Print the passage of the Etsy text from "If Etsy had" to "have done that?" word for word.

== SOURCE ==

The cautionary tale of Etsy, which started as a socially responsible online market for handmade crafts, illustrates how short-term pressures can kill off a high-minded company mission. Etsy raised $267 million in its April 2015 IPO, but when a hedge fund holding 2% of the company’s shares started recruiting other large shareholders to push for “strategic alternatives,” including a sale, the board was pressured into laying off 80 people — 8% of the workforce — and ousting the CEO. Projects long in the works were shuttered, and soon another 140 jobs were cut. Etsy’s “Values-Aligned Business” team, which ran social and environmental efforts, is no more, and the company is no longer a B Corp, a certification indicating a commitment to high social and environmental standards.
If Etsy had been publicly listed on the LTSE, the founding management group might have used “super-voting” powers to fend off the hedge-funders’ assault. But would that have been a good thing? Consider what happened at Etsy after the shakeup: Bad vibes notwithstanding, sales and revenue have risen year over year; Etsy’s market cap is up threefold. Would the status quo have done that?
It turns out that the very tools of short-termism that Ries rails against — activist investing and short selling (often deployed in combination) — serve a purpose. “Activist investors and short sellers each play an important role in our market ecosystem,” says Jesse Fried, a Harvard Law professor who focuses on corporate governance and security regulation. “The former exerts a disciplining effect on managers, and the latter improves price accuracy.” Take that away, critics argue, and you have a sloppy system where power resides disproportionately in the hands of founders and a select group of institutional investors who can afford to buy and hold, consolidating power so they can effectively ignore other shareholders as they pursue bad ideas.
To help navigate what he calls “maybe the most regulated industry and the most regulated part of that industry,” Ries has recruited an all-star team of software engineers, Wall Streeters, and Beltway veterans.

===
== SUPPLIED MATERIAL ==

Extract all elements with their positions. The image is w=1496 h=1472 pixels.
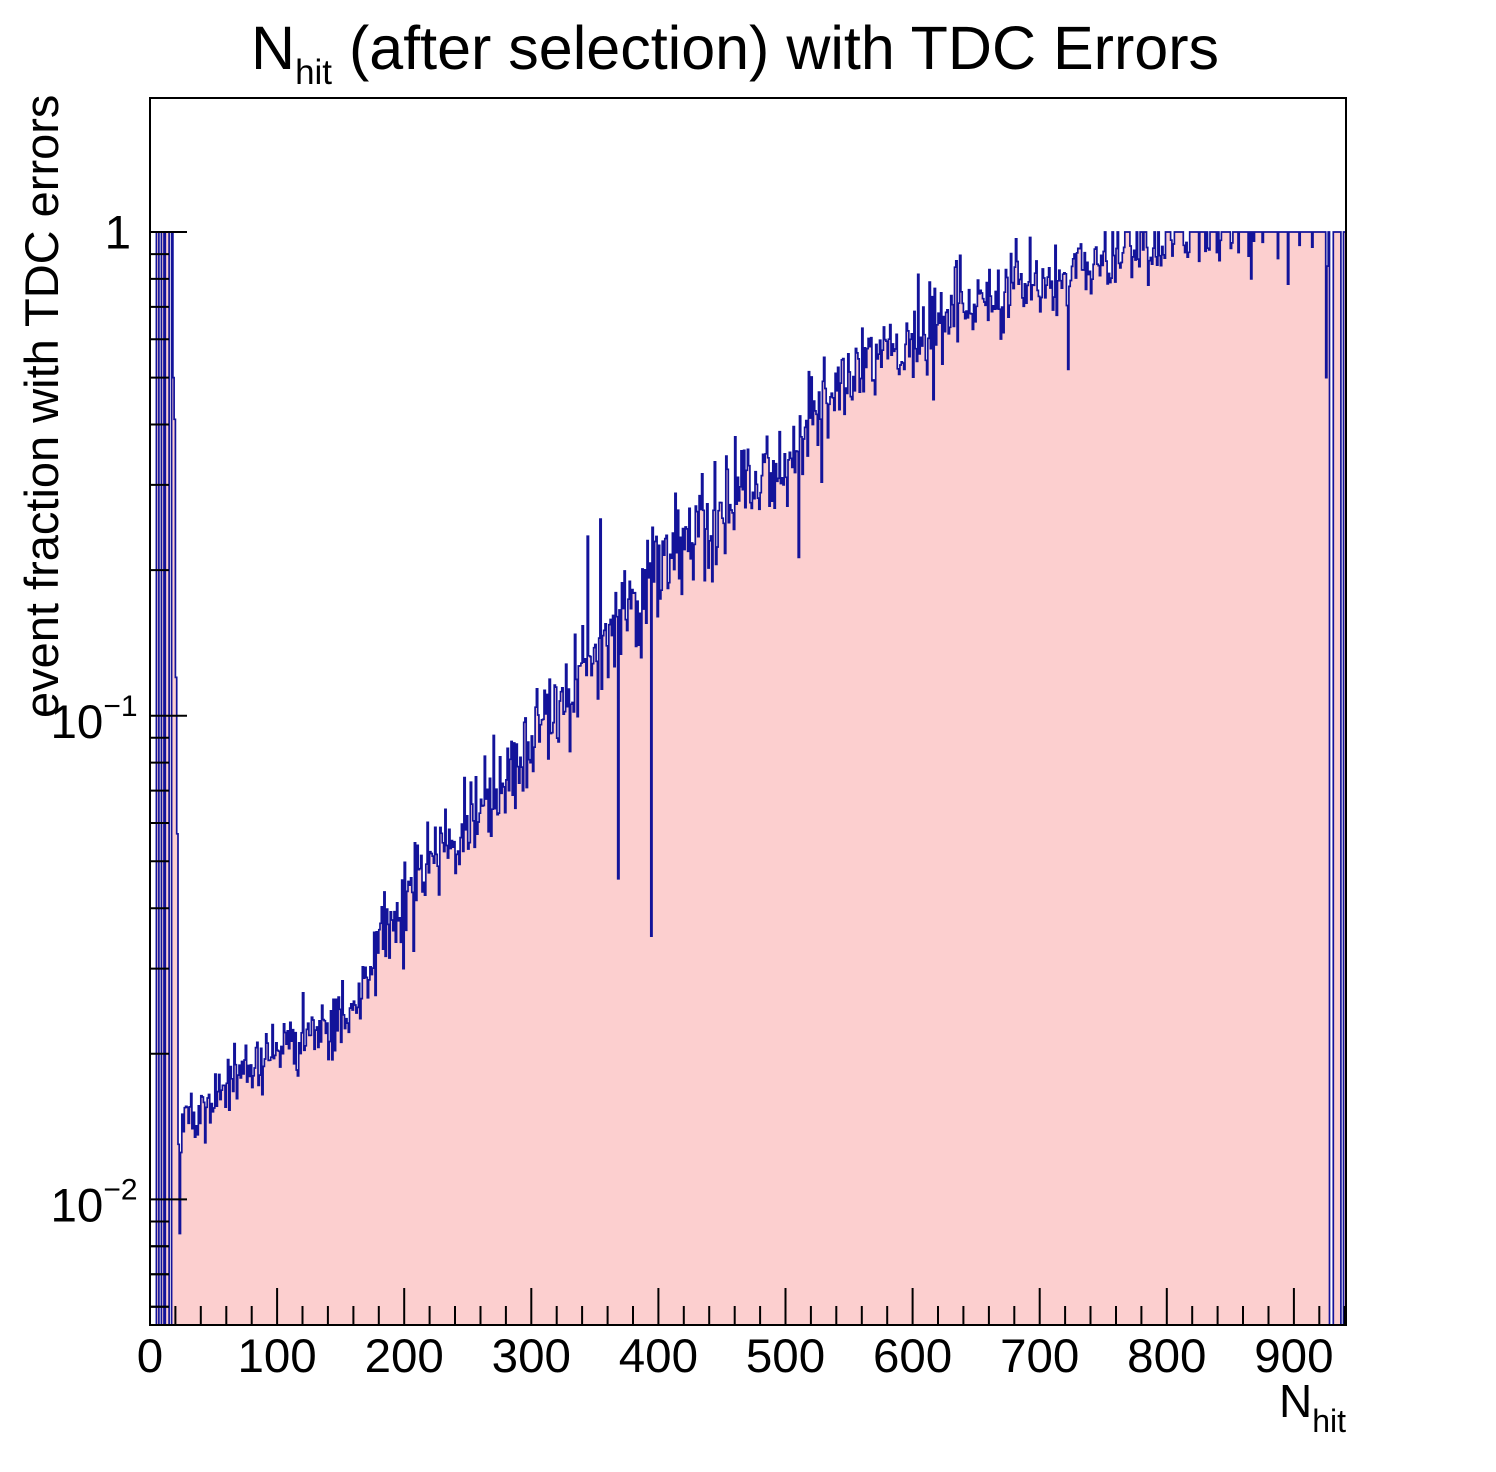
svg-text:0: 0 bbox=[137, 1330, 163, 1383]
svg-text:100: 100 bbox=[237, 1330, 316, 1383]
svg-text:700: 700 bbox=[1000, 1330, 1079, 1383]
svg-text:800: 800 bbox=[1127, 1330, 1206, 1383]
svg-text:event fraction with TDC errors: event fraction with TDC errors bbox=[15, 95, 68, 718]
svg-text:400: 400 bbox=[619, 1330, 698, 1383]
svg-text:Nhit (after selection) with TD: Nhit (after selection) with TDC Errors bbox=[251, 14, 1219, 92]
svg-text:500: 500 bbox=[746, 1330, 825, 1383]
svg-text:200: 200 bbox=[365, 1330, 444, 1383]
svg-text:300: 300 bbox=[492, 1330, 571, 1383]
svg-text:1: 1 bbox=[105, 207, 131, 260]
svg-text:900: 900 bbox=[1254, 1330, 1333, 1383]
svg-text:10−1: 10−1 bbox=[51, 690, 138, 749]
svg-text:600: 600 bbox=[873, 1330, 952, 1383]
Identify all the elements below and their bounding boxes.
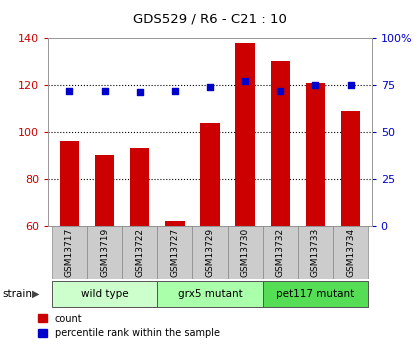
Point — [347, 82, 354, 88]
Point — [66, 88, 73, 93]
Text: GSM13717: GSM13717 — [65, 228, 74, 277]
Text: GDS529 / R6 - C21 : 10: GDS529 / R6 - C21 : 10 — [133, 12, 287, 25]
Legend: count, percentile rank within the sample: count, percentile rank within the sample — [39, 314, 220, 338]
Point — [136, 90, 143, 95]
Text: GSM13733: GSM13733 — [311, 228, 320, 277]
Point — [312, 82, 319, 88]
Text: pet117 mutant: pet117 mutant — [276, 288, 354, 298]
Text: GSM13719: GSM13719 — [100, 228, 109, 277]
Bar — [157, 226, 192, 279]
Text: GSM13729: GSM13729 — [205, 228, 215, 277]
Bar — [236, 43, 255, 345]
Bar — [192, 226, 228, 279]
Text: ▶: ▶ — [32, 289, 39, 299]
Bar — [298, 226, 333, 279]
Bar — [341, 111, 360, 345]
Text: GSM13727: GSM13727 — [171, 228, 179, 277]
Bar — [52, 281, 157, 307]
Point — [242, 78, 249, 84]
Bar — [200, 122, 220, 345]
Point — [171, 88, 178, 93]
Bar — [228, 226, 263, 279]
Bar — [263, 226, 298, 279]
Point — [207, 84, 213, 90]
Bar — [270, 61, 290, 345]
Text: GSM13730: GSM13730 — [241, 228, 249, 277]
Text: grx5 mutant: grx5 mutant — [178, 288, 242, 298]
Point — [277, 88, 284, 93]
Text: GSM13732: GSM13732 — [276, 228, 285, 277]
Text: strain: strain — [2, 289, 32, 299]
Bar — [52, 226, 87, 279]
Text: GSM13722: GSM13722 — [135, 228, 144, 277]
Bar — [263, 281, 368, 307]
Text: wild type: wild type — [81, 288, 129, 298]
Text: GSM13734: GSM13734 — [346, 228, 355, 277]
Bar — [130, 148, 150, 345]
Bar — [306, 82, 325, 345]
Bar — [157, 281, 263, 307]
Bar — [333, 226, 368, 279]
Point — [101, 88, 108, 93]
Bar — [87, 226, 122, 279]
Bar — [122, 226, 157, 279]
Bar — [165, 221, 184, 345]
Bar — [95, 156, 114, 345]
Bar — [60, 141, 79, 345]
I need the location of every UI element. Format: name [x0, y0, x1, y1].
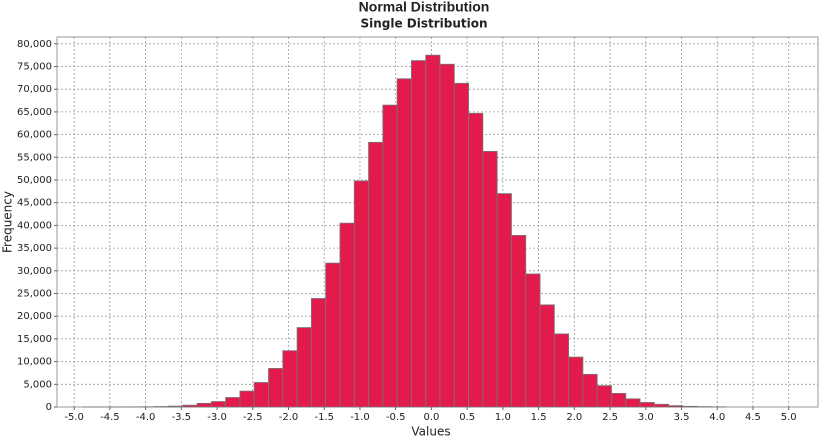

===

RESPONSE TO THIS EXERCISE:
If Etsy had been publicly listed on the LTSE, the founding management group might have used “super-voting” powers to fend off the hedge-funders’ assault. But would that have been a good thing? Consider what happened at Etsy after the shakeup: Bad vibes notwithstanding, sales and revenue have risen year over year; Etsy’s market cap is up threefold. Would the status quo have done that?